- _STATED GOAL_
Quote the records that follow in full, leaving the pictures out.

━━━ GIVEN DATA

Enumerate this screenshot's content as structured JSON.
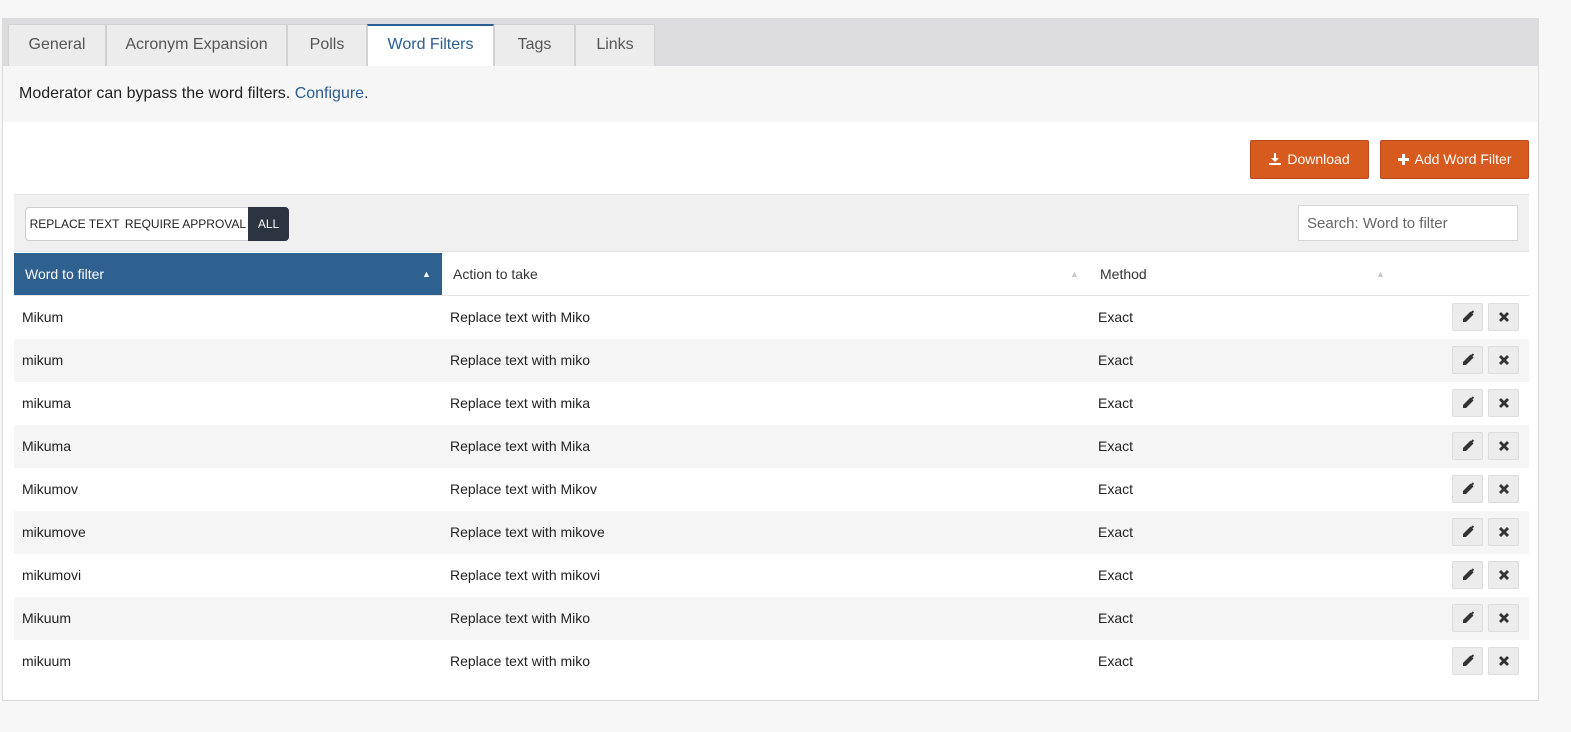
{
  "tabs": [
    {
      "label": "General"
    },
    {
      "label": "Acronym Expansion"
    },
    {
      "label": "Polls"
    },
    {
      "label": "Word Filters"
    },
    {
      "label": "Tags"
    },
    {
      "label": "Links"
    }
  ],
  "info": {
    "text": "Moderator can bypass the word filters.",
    "link": "Configure",
    "suffix": "."
  },
  "buttons": {
    "download": "Download",
    "add": "Add Word Filter"
  },
  "filters": [
    {
      "label": "REPLACE TEXT"
    },
    {
      "label": "REQUIRE APPROVAL"
    },
    {
      "label": "ALL"
    }
  ],
  "search": {
    "placeholder": "Search: Word to filter"
  },
  "columns": {
    "word": "Word to filter",
    "action": "Action to take",
    "method": "Method"
  },
  "rows": [
    {
      "word": "Mikum",
      "action": "Replace text with Miko",
      "method": "Exact"
    },
    {
      "word": "mikum",
      "action": "Replace text with miko",
      "method": "Exact"
    },
    {
      "word": "mikuma",
      "action": "Replace text with mika",
      "method": "Exact"
    },
    {
      "word": "Mikuma",
      "action": "Replace text with Mika",
      "method": "Exact"
    },
    {
      "word": "Mikumov",
      "action": "Replace text with Mikov",
      "method": "Exact"
    },
    {
      "word": "mikumove",
      "action": "Replace text with mikove",
      "method": "Exact"
    },
    {
      "word": "mikumovi",
      "action": "Replace text with mikovi",
      "method": "Exact"
    },
    {
      "word": "Mikuum",
      "action": "Replace text with Miko",
      "method": "Exact"
    },
    {
      "word": "mikuum",
      "action": "Replace text with miko",
      "method": "Exact"
    }
  ],
  "colors": {
    "accent": "#d75a1e",
    "sorted_header": "#2f6190",
    "active_tab": "#2a5d91",
    "active_filter": "#2b3440"
  },
  "icons": {
    "download": "download-icon",
    "add": "plus-icon",
    "edit": "pencil-icon",
    "delete": "close-icon",
    "sort": "sort-arrow-icon"
  }
}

━━━━━━

- _RESULT_
Enumerate this screenshot's content as structured JSON.
{
  "tabs": [
    {
      "label": "General"
    },
    {
      "label": "Acronym Expansion"
    },
    {
      "label": "Polls"
    },
    {
      "label": "Word Filters"
    },
    {
      "label": "Tags"
    },
    {
      "label": "Links"
    }
  ],
  "info": {
    "text": "Moderator can bypass the word filters.",
    "link": "Configure",
    "suffix": "."
  },
  "buttons": {
    "download": "Download",
    "add": "Add Word Filter"
  },
  "filters": [
    {
      "label": "REPLACE TEXT"
    },
    {
      "label": "REQUIRE APPROVAL"
    },
    {
      "label": "ALL"
    }
  ],
  "search": {
    "placeholder": "Search: Word to filter"
  },
  "columns": {
    "word": "Word to filter",
    "action": "Action to take",
    "method": "Method"
  },
  "rows": [
    {
      "word": "Mikum",
      "action": "Replace text with Miko",
      "method": "Exact"
    },
    {
      "word": "mikum",
      "action": "Replace text with miko",
      "method": "Exact"
    },
    {
      "word": "mikuma",
      "action": "Replace text with mika",
      "method": "Exact"
    },
    {
      "word": "Mikuma",
      "action": "Replace text with Mika",
      "method": "Exact"
    },
    {
      "word": "Mikumov",
      "action": "Replace text with Mikov",
      "method": "Exact"
    },
    {
      "word": "mikumove",
      "action": "Replace text with mikove",
      "method": "Exact"
    },
    {
      "word": "mikumovi",
      "action": "Replace text with mikovi",
      "method": "Exact"
    },
    {
      "word": "Mikuum",
      "action": "Replace text with Miko",
      "method": "Exact"
    },
    {
      "word": "mikuum",
      "action": "Replace text with miko",
      "method": "Exact"
    }
  ],
  "colors": {
    "accent": "#d75a1e",
    "sorted_header": "#2f6190",
    "active_tab": "#2a5d91",
    "active_filter": "#2b3440"
  },
  "icons": {
    "download": "download-icon",
    "add": "plus-icon",
    "edit": "pencil-icon",
    "delete": "close-icon",
    "sort": "sort-arrow-icon"
  }
}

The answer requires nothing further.